_What the task requires_
Copy each line containing the word "terms" from the records that follow, please.

[Data entries]

::::

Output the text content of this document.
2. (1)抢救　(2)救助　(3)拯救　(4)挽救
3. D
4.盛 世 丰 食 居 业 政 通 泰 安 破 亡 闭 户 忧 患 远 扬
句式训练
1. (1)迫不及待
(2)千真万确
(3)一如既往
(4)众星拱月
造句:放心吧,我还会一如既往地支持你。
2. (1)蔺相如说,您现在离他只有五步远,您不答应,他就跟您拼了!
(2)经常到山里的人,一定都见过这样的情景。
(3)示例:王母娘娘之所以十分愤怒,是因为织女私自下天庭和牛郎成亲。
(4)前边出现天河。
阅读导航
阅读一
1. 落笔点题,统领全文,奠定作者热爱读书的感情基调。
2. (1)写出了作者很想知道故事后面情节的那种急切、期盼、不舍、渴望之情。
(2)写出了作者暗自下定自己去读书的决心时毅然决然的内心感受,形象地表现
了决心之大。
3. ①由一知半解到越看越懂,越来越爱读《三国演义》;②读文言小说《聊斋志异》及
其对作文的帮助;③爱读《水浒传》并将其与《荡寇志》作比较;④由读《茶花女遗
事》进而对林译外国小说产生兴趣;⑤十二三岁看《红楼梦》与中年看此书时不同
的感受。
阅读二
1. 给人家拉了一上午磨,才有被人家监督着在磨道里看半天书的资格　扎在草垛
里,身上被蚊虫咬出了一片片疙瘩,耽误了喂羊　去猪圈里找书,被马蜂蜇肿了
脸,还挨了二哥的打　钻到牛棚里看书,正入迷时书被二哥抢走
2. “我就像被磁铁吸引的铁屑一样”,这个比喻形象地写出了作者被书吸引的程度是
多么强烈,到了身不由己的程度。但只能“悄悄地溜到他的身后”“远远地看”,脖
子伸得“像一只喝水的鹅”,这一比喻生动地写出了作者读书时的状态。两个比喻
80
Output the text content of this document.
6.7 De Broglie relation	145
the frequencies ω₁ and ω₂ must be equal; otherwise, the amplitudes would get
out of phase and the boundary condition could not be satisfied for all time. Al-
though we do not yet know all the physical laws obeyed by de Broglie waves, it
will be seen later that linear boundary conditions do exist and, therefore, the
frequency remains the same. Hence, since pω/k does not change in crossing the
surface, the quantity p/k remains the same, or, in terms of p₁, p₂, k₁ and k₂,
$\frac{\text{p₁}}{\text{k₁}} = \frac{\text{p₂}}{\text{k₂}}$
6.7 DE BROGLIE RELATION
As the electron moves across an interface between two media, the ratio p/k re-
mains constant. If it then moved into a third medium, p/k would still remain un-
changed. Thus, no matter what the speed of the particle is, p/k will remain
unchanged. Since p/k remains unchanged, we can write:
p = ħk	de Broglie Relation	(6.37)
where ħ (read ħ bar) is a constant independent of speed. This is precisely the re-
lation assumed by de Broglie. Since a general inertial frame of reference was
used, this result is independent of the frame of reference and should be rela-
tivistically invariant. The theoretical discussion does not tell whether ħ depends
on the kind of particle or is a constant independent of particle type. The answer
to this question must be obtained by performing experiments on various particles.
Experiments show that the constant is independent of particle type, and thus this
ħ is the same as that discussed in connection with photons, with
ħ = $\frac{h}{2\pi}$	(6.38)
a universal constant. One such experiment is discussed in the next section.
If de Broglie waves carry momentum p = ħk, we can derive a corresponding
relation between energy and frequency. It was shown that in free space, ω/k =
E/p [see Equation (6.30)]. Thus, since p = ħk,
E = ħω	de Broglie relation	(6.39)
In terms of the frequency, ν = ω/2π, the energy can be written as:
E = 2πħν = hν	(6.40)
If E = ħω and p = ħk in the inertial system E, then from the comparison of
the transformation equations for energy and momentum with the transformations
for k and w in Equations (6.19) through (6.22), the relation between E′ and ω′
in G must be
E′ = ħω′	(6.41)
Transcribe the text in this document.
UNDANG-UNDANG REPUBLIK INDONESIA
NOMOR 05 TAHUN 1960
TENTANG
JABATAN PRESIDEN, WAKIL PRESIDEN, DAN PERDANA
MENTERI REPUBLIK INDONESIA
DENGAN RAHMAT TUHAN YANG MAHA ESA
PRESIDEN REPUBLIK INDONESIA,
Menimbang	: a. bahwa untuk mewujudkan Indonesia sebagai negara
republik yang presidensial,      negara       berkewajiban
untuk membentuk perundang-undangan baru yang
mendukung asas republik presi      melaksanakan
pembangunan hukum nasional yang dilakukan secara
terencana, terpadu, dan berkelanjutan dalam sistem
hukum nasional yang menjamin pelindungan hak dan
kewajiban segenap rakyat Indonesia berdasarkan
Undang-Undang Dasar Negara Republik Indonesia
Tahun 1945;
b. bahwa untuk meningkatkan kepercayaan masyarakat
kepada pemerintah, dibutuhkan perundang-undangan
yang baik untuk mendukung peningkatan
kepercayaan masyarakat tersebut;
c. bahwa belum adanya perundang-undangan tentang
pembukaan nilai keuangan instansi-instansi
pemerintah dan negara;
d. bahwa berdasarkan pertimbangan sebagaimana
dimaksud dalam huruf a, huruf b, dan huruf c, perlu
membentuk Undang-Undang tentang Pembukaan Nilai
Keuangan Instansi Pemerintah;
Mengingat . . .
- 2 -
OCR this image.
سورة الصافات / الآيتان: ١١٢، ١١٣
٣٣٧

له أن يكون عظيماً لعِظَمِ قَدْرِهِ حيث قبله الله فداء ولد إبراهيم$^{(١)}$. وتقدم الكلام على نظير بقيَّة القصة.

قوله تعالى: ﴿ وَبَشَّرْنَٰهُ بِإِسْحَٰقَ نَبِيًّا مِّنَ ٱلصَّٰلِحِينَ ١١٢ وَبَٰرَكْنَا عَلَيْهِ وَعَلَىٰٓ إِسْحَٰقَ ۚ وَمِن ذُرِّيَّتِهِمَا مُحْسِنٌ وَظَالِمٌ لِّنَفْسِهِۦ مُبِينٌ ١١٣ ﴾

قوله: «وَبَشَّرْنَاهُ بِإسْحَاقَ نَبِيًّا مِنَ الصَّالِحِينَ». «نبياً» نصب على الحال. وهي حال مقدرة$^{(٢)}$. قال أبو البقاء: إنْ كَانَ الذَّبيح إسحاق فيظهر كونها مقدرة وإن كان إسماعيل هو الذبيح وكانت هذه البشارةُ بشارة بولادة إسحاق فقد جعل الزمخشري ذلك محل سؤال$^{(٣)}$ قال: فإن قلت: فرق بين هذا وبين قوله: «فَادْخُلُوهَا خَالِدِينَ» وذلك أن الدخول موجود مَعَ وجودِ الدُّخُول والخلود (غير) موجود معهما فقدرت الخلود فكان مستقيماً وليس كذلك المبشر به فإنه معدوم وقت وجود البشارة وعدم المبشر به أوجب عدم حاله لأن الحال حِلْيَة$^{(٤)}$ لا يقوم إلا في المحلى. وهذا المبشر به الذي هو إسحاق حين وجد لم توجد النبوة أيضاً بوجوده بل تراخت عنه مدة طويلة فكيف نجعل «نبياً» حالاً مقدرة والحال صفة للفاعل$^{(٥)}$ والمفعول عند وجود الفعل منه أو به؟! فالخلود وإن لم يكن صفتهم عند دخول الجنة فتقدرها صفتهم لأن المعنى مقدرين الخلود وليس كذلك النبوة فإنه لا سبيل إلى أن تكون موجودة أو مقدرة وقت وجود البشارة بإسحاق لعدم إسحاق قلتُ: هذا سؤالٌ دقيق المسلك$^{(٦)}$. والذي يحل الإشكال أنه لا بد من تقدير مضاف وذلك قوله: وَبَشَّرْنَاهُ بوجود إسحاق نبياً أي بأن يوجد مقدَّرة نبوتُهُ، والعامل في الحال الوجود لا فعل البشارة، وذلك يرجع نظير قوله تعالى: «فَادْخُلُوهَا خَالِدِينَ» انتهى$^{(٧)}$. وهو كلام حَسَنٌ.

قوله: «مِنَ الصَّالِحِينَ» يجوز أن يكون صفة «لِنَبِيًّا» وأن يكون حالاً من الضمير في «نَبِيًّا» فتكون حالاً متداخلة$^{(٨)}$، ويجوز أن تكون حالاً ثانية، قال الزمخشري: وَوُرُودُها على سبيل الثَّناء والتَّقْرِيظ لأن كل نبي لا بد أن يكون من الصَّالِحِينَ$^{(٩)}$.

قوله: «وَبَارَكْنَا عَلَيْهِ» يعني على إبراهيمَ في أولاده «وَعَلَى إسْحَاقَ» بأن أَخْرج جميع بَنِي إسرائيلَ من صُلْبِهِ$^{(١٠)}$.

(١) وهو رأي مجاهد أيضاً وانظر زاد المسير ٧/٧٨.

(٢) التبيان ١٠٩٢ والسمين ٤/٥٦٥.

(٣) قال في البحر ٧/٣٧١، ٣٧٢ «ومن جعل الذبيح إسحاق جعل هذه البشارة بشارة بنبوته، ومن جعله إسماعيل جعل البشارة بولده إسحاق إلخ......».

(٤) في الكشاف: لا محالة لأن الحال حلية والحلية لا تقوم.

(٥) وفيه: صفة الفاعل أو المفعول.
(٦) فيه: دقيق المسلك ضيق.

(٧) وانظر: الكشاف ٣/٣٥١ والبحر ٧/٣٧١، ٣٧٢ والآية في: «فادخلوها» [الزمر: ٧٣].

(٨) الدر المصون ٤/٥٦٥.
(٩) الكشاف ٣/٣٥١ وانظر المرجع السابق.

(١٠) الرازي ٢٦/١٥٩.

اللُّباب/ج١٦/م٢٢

::::

_Answer to this problem_
surface, the quantity p/k remains the same, or, in terms of p₁, p₂, k₁ and k₂,
In terms of the frequency, ν = ω/2π, the energy can be written as:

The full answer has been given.